### WHAT IS NEEDED
Extract the complete data exactly as given.

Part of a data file
○ ○ ○

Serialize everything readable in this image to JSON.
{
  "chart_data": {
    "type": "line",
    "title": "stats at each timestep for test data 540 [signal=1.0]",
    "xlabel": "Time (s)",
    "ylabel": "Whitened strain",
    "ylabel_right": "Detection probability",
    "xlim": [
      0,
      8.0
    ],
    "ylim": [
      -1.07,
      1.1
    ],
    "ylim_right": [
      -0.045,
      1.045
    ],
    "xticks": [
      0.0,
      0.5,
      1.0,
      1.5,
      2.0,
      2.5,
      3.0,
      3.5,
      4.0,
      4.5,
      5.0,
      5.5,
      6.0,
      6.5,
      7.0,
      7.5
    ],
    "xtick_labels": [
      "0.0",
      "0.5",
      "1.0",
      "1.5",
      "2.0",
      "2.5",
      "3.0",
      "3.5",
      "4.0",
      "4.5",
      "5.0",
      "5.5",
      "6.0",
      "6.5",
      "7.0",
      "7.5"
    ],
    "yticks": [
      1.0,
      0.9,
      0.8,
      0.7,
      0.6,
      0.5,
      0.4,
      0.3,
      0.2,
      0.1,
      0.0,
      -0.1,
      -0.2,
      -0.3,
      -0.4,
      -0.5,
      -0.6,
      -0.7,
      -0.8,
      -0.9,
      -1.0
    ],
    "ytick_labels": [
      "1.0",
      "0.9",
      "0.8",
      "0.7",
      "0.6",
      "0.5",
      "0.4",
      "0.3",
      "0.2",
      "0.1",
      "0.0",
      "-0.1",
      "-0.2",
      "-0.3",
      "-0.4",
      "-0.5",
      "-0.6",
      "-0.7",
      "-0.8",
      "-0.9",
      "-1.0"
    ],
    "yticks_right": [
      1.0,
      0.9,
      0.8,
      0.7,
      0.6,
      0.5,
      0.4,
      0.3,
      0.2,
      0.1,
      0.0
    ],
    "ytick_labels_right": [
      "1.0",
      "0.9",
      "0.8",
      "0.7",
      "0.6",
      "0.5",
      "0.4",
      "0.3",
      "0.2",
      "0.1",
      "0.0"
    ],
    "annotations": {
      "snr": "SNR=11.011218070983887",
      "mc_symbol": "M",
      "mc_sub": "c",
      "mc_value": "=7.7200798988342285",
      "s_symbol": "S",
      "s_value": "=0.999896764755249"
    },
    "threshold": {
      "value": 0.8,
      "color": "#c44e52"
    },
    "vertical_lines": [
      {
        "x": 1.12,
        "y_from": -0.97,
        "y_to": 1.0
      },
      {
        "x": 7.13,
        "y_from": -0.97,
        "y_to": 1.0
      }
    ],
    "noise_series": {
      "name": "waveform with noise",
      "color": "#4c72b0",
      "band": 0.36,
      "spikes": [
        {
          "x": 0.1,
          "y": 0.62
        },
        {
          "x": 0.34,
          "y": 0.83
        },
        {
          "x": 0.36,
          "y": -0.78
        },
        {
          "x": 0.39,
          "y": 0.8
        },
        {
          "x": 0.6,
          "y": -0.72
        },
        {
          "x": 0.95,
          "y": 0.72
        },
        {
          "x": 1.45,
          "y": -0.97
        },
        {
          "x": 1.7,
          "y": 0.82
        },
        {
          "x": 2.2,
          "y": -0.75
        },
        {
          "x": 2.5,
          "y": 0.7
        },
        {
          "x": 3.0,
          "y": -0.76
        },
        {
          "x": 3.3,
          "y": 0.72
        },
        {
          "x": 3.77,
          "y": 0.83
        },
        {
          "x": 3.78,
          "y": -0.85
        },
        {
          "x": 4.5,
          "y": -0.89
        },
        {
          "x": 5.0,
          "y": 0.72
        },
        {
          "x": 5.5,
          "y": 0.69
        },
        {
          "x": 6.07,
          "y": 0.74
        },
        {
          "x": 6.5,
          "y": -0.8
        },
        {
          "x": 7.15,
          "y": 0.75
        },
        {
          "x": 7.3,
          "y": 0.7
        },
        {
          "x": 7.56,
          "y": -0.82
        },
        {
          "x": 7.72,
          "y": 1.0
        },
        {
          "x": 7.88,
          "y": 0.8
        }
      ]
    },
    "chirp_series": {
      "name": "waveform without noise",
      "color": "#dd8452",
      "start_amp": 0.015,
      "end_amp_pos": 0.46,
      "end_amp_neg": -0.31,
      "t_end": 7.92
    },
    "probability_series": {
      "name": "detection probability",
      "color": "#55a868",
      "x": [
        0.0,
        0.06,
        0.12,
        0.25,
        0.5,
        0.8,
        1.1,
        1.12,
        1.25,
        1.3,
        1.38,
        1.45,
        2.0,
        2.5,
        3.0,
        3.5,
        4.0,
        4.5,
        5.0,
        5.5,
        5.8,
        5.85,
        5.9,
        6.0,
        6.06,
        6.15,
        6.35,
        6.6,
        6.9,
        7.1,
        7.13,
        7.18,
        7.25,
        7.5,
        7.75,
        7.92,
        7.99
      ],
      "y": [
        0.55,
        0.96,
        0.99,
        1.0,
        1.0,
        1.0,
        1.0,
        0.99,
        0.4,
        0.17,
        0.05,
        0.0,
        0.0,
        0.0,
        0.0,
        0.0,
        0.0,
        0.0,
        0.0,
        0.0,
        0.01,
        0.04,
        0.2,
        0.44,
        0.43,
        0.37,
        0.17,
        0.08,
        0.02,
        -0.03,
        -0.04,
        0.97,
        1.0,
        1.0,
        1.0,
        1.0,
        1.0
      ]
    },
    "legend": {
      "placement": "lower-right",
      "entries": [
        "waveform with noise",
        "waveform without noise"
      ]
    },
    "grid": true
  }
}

○ ○ ○

### REPLY
Serialize everything readable in this image to JSON.
{
  "chart_data": {
    "type": "line",
    "title": "stats at each timestep for test data 540 [signal=1.0]",
    "xlabel": "Time (s)",
    "ylabel": "Whitened strain",
    "ylabel_right": "Detection probability",
    "xlim": [
      0,
      8.0
    ],
    "ylim": [
      -1.07,
      1.1
    ],
    "ylim_right": [
      -0.045,
      1.045
    ],
    "xticks": [
      0.0,
      0.5,
      1.0,
      1.5,
      2.0,
      2.5,
      3.0,
      3.5,
      4.0,
      4.5,
      5.0,
      5.5,
      6.0,
      6.5,
      7.0,
      7.5
    ],
    "xtick_labels": [
      "0.0",
      "0.5",
      "1.0",
      "1.5",
      "2.0",
      "2.5",
      "3.0",
      "3.5",
      "4.0",
      "4.5",
      "5.0",
      "5.5",
      "6.0",
      "6.5",
      "7.0",
      "7.5"
    ],
    "yticks": [
      1.0,
      0.9,
      0.8,
      0.7,
      0.6,
      0.5,
      0.4,
      0.3,
      0.2,
      0.1,
      0.0,
      -0.1,
      -0.2,
      -0.3,
      -0.4,
      -0.5,
      -0.6,
      -0.7,
      -0.8,
      -0.9,
      -1.0
    ],
    "ytick_labels": [
      "1.0",
      "0.9",
      "0.8",
      "0.7",
      "0.6",
      "0.5",
      "0.4",
      "0.3",
      "0.2",
      "0.1",
      "0.0",
      "-0.1",
      "-0.2",
      "-0.3",
      "-0.4",
      "-0.5",
      "-0.6",
      "-0.7",
      "-0.8",
      "-0.9",
      "-1.0"
    ],
    "yticks_right": [
      1.0,
      0.9,
      0.8,
      0.7,
      0.6,
      0.5,
      0.4,
      0.3,
      0.2,
      0.1,
      0.0
    ],
    "ytick_labels_right": [
      "1.0",
      "0.9",
      "0.8",
      "0.7",
      "0.6",
      "0.5",
      "0.4",
      "0.3",
      "0.2",
      "0.1",
      "0.0"
    ],
    "annotations": {
      "snr": "SNR=11.011218070983887",
      "mc_symbol": "M",
      "mc_sub": "c",
      "mc_value": "=7.7200798988342285",
      "s_symbol": "S",
      "s_value": "=0.999896764755249"
    },
    "threshold": {
      "value": 0.8,
      "color": "#c44e52"
    },
    "vertical_lines": [
      {
        "x": 1.12,
        "y_from": -0.97,
        "y_to": 1.0
      },
      {
        "x": 7.13,
        "y_from": -0.97,
        "y_to": 1.0
      }
    ],
    "noise_series": {
      "name": "waveform with noise",
      "color": "#4c72b0",
      "band": 0.36,
      "spikes": [
        {
          "x": 0.1,
          "y": 0.62
        },
        {
          "x": 0.34,
          "y": 0.83
        },
        {
          "x": 0.36,
          "y": -0.78
        },
        {
          "x": 0.39,
          "y": 0.8
        },
        {
          "x": 0.6,
          "y": -0.72
        },
        {
          "x": 0.95,
          "y": 0.72
        },
        {
          "x": 1.45,
          "y": -0.97
        },
        {
          "x": 1.7,
          "y": 0.82
        },
        {
          "x": 2.2,
          "y": -0.75
        },
        {
          "x": 2.5,
          "y": 0.7
        },
        {
          "x": 3.0,
          "y": -0.76
        },
        {
          "x": 3.3,
          "y": 0.72
        },
        {
          "x": 3.77,
          "y": 0.83
        },
        {
          "x": 3.78,
          "y": -0.85
        },
        {
          "x": 4.5,
          "y": -0.89
        },
        {
          "x": 5.0,
          "y": 0.72
        },
        {
          "x": 5.5,
          "y": 0.69
        },
        {
          "x": 6.07,
          "y": 0.74
        },
        {
          "x": 6.5,
          "y": -0.8
        },
        {
          "x": 7.15,
          "y": 0.75
        },
        {
          "x": 7.3,
          "y": 0.7
        },
        {
          "x": 7.56,
          "y": -0.82
        },
        {
          "x": 7.72,
          "y": 1.0
        },
        {
          "x": 7.88,
          "y": 0.8
        }
      ]
    },
    "chirp_series": {
      "name": "waveform without noise",
      "color": "#dd8452",
      "start_amp": 0.015,
      "end_amp_pos": 0.46,
      "end_amp_neg": -0.31,
      "t_end": 7.92
    },
    "probability_series": {
      "name": "detection probability",
      "color": "#55a868",
      "x": [
        0.0,
        0.06,
        0.12,
        0.25,
        0.5,
        0.8,
        1.1,
        1.12,
        1.25,
        1.3,
        1.38,
        1.45,
        2.0,
        2.5,
        3.0,
        3.5,
        4.0,
        4.5,
        5.0,
        5.5,
        5.8,
        5.85,
        5.9,
        6.0,
        6.06,
        6.15,
        6.35,
        6.6,
        6.9,
        7.1,
        7.13,
        7.18,
        7.25,
        7.5,
        7.75,
        7.92,
        7.99
      ],
      "y": [
        0.55,
        0.96,
        0.99,
        1.0,
        1.0,
        1.0,
        1.0,
        0.99,
        0.4,
        0.17,
        0.05,
        0.0,
        0.0,
        0.0,
        0.0,
        0.0,
        0.0,
        0.0,
        0.0,
        0.0,
        0.01,
        0.04,
        0.2,
        0.44,
        0.43,
        0.37,
        0.17,
        0.08,
        0.02,
        -0.03,
        -0.04,
        0.97,
        1.0,
        1.0,
        1.0,
        1.0,
        1.0
      ]
    },
    "legend": {
      "placement": "lower-right",
      "entries": [
        "waveform with noise",
        "waveform without noise"
      ]
    },
    "grid": true
  }
}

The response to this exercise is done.